Your task is to repeat the lines below exactly, excluding any pictures they contain.
════════════════
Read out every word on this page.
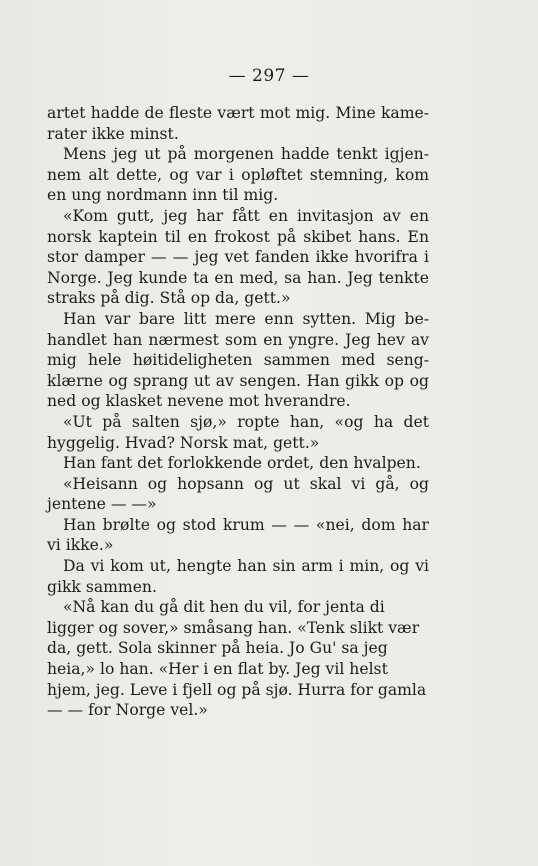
— 297 —

artet hadde de fleste vært mot mig. Mine kame-rater ikke minst.

Mens jeg ut på morgenen hadde tenkt igjen-nem alt dette, og var i opløftet stemning, kom en ung nordmann inn til mig.

«Kom gutt, jeg har fått en invitasjon av en norsk kaptein til en frokost på skibet hans. En stor damper — — jeg vet fanden ikke hvorifra i Norge. Jeg kunde ta en med, sa han. Jeg tenkte straks på dig. Stå op da, gett.»

Han var bare litt mere enn sytten. Mig be-handlet han nærmest som en yngre. Jeg hev av mig hele høitideligheten sammen med seng-klærne og sprang ut av sengen. Han gikk op og ned og klasket nevene mot hverandre.

«Ut på salten sjø,» ropte han, «og ha det hyggelig. Hvad? Norsk mat, gett.»

Han fant det forlokkende ordet, den hvalpen.

«Heisann og hopsann og ut skal vi gå, og jentene — —»

Han brølte og stod krum — — «nei, dom har vi ikke.»

Da vi kom ut, hengte han sin arm i min, og vi gikk sammen.

«Nå kan du gå dit hen du vil, for jenta di ligger og sover,» småsang han. «Tenk slikt vær da, gett. Sola skinner på heia. Jo Gu' sa jeg heia,» lo han. «Her i en flat by. Jeg vil helst hjem, jeg. Leve i fjell og på sjø. Hurra for gamla — — for Norge vel.»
════════════════
> Task response:
Read out every word on this page.
— 297 —

artet hadde de fleste vært mot mig. Mine kame-rater ikke minst.

Mens jeg ut på morgenen hadde tenkt igjen-nem alt dette, og var i opløftet stemning, kom en ung nordmann inn til mig.

«Kom gutt, jeg har fått en invitasjon av en norsk kaptein til en frokost på skibet hans. En stor damper — — jeg vet fanden ikke hvorifra i Norge. Jeg kunde ta en med, sa han. Jeg tenkte straks på dig. Stå op da, gett.»

Han var bare litt mere enn sytten. Mig be-handlet han nærmest som en yngre. Jeg hev av mig hele høitideligheten sammen med seng-klærne og sprang ut av sengen. Han gikk op og ned og klasket nevene mot hverandre.

«Ut på salten sjø,» ropte han, «og ha det hyggelig. Hvad? Norsk mat, gett.»

Han fant det forlokkende ordet, den hvalpen.

«Heisann og hopsann og ut skal vi gå, og jentene — —»

Han brølte og stod krum — — «nei, dom har vi ikke.»

Da vi kom ut, hengte han sin arm i min, og vi gikk sammen.

«Nå kan du gå dit hen du vil, for jenta di ligger og sover,» småsang han. «Tenk slikt vær da, gett. Sola skinner på heia. Jo Gu' sa jeg heia,» lo han. «Her i en flat by. Jeg vil helst hjem, jeg. Leve i fjell og på sjø. Hurra for gamla — — for Norge vel.»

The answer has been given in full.